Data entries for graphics

= = = =

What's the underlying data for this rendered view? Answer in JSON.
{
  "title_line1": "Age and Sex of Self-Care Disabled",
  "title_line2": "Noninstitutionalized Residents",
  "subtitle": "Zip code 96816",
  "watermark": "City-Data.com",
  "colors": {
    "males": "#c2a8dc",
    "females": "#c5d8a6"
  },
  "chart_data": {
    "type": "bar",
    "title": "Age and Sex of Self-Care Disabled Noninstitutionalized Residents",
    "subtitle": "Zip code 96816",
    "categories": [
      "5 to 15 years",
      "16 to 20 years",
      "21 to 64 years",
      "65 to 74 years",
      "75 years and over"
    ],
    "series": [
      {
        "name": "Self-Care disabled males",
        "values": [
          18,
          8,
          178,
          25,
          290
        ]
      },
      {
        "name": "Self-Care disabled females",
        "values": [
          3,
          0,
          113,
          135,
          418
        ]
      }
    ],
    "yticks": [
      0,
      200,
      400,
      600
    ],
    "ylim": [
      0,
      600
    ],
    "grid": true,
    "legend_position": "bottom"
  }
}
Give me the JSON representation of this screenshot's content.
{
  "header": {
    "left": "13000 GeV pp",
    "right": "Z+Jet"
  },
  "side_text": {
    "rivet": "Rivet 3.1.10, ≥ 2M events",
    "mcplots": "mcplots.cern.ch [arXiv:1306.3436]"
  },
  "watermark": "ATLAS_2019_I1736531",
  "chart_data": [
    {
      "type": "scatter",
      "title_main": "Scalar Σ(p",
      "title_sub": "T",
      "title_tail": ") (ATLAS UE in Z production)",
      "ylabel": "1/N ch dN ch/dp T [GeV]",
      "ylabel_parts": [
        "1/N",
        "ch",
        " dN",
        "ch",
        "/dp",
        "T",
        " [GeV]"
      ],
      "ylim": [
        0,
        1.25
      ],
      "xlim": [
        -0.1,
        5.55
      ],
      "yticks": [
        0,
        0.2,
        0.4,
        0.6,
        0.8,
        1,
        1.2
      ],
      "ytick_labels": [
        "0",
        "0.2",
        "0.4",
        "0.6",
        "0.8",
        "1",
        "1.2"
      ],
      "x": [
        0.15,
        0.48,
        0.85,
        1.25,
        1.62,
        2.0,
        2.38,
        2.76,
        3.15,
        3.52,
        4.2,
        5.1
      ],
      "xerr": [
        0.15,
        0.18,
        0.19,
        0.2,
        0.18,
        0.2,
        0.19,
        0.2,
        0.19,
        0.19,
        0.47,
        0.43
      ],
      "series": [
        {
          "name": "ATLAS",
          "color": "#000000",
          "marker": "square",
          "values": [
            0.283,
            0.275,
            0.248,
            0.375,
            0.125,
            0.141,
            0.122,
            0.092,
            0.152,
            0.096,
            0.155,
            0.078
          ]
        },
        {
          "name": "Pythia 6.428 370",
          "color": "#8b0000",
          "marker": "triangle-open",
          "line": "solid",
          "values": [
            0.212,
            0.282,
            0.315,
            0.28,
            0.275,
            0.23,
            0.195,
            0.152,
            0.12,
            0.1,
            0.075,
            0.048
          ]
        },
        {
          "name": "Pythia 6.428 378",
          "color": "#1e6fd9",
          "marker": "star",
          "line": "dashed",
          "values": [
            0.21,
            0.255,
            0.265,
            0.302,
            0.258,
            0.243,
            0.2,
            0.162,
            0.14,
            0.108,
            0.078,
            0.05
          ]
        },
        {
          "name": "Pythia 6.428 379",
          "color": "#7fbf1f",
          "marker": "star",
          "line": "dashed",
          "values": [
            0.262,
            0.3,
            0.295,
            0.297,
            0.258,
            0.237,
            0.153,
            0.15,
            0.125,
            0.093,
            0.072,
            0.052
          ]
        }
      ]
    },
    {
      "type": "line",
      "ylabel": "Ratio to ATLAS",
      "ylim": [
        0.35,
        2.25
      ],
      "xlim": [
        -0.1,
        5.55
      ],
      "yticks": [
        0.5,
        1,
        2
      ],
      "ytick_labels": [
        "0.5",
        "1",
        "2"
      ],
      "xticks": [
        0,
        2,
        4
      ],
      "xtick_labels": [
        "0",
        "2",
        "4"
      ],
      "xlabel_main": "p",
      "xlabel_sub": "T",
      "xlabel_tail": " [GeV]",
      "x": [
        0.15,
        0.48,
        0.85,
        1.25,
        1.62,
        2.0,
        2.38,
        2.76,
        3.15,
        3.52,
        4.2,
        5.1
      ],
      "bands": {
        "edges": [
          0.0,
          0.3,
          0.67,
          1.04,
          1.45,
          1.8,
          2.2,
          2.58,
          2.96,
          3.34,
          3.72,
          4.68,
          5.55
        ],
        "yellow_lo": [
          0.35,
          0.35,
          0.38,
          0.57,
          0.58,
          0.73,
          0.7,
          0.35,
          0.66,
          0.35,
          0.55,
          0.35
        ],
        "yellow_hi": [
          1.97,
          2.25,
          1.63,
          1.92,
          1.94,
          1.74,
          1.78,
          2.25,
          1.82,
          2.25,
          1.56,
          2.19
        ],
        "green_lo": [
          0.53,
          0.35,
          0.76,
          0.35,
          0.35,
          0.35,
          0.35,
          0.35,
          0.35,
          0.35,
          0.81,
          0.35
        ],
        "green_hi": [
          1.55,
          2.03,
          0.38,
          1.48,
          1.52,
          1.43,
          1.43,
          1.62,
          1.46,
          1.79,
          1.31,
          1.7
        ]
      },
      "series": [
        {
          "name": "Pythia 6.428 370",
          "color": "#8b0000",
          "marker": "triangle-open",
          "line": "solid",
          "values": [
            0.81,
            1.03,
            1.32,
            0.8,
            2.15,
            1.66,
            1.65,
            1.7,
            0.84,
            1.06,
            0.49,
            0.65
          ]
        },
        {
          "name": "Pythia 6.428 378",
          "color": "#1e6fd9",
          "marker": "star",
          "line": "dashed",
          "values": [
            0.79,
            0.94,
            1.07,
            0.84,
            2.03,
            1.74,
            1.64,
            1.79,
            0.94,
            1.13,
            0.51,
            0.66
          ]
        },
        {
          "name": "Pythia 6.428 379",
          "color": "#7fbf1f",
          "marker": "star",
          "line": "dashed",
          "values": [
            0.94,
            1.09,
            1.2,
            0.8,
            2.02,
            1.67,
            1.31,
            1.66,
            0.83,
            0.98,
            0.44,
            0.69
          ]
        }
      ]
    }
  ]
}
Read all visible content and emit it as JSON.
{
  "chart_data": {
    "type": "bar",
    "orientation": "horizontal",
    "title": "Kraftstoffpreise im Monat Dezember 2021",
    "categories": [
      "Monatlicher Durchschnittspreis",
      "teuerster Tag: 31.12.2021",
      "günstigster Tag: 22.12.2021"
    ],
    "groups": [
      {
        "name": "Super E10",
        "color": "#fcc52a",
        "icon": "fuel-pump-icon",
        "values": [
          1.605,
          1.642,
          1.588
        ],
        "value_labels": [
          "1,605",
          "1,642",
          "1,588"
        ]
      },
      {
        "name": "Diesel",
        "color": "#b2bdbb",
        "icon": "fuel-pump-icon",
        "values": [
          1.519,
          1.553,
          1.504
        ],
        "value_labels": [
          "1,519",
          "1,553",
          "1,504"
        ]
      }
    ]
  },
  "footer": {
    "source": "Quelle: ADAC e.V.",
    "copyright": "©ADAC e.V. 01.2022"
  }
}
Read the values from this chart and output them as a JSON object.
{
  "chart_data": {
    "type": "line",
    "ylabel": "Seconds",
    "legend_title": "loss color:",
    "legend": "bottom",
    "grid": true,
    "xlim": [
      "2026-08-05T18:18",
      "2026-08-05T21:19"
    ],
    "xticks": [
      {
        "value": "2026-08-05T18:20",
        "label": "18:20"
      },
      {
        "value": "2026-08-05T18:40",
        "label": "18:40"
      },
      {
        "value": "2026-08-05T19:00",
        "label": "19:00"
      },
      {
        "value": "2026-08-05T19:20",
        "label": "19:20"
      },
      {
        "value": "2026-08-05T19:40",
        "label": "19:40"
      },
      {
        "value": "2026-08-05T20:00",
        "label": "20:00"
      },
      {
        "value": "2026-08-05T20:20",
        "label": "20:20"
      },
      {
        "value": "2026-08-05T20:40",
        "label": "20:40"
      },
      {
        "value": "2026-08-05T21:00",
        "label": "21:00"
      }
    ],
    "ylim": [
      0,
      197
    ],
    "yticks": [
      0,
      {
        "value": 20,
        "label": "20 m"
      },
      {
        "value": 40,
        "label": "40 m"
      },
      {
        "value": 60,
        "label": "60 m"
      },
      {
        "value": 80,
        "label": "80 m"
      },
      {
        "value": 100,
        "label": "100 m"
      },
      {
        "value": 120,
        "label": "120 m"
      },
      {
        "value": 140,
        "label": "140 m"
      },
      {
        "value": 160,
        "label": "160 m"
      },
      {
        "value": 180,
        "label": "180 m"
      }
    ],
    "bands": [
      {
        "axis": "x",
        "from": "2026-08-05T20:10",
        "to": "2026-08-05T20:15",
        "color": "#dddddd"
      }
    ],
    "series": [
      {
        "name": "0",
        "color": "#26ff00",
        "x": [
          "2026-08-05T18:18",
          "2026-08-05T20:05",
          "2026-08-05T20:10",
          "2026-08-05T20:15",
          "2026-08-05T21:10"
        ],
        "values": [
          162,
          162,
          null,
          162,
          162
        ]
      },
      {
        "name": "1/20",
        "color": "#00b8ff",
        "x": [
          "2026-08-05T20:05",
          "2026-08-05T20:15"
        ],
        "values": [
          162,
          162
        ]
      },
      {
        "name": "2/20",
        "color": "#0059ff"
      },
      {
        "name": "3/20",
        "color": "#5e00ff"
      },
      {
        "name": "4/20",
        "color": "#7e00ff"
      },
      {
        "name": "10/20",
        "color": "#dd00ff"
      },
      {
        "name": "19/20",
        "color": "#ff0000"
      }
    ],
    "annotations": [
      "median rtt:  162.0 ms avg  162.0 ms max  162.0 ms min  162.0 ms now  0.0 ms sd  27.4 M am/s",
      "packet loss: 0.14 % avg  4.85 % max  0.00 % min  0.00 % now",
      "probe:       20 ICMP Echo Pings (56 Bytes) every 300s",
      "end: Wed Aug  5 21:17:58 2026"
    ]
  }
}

= = = =

Tally the lines of the listing above that include the word "females". Answer with the number alone.

2